*Set exercise*.
Your task is to repeat the listing exactly.

Stored data entries

* * * * * * * * *

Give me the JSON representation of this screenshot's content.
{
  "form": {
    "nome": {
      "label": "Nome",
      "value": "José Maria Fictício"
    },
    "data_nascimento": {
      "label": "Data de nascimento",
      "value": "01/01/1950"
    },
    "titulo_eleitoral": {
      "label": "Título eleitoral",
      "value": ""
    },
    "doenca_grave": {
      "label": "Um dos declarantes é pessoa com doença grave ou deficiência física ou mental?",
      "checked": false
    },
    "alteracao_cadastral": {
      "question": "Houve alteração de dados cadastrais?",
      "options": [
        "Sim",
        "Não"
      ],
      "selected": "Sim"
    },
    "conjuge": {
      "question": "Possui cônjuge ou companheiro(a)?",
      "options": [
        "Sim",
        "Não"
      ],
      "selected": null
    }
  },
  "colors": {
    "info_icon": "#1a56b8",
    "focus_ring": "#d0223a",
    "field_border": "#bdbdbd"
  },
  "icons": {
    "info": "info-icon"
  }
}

* * * * * * * * *

*Task response*.
Give me the JSON representation of this screenshot's content.
{
  "form": {
    "nome": {
      "label": "Nome",
      "value": "José Maria Fictício"
    },
    "data_nascimento": {
      "label": "Data de nascimento",
      "value": "01/01/1950"
    },
    "titulo_eleitoral": {
      "label": "Título eleitoral",
      "value": ""
    },
    "doenca_grave": {
      "label": "Um dos declarantes é pessoa com doença grave ou deficiência física ou mental?",
      "checked": false
    },
    "alteracao_cadastral": {
      "question": "Houve alteração de dados cadastrais?",
      "options": [
        "Sim",
        "Não"
      ],
      "selected": "Sim"
    },
    "conjuge": {
      "question": "Possui cônjuge ou companheiro(a)?",
      "options": [
        "Sim",
        "Não"
      ],
      "selected": null
    }
  },
  "colors": {
    "info_icon": "#1a56b8",
    "focus_ring": "#d0223a",
    "field_border": "#bdbdbd"
  },
  "icons": {
    "info": "info-icon"
  }
}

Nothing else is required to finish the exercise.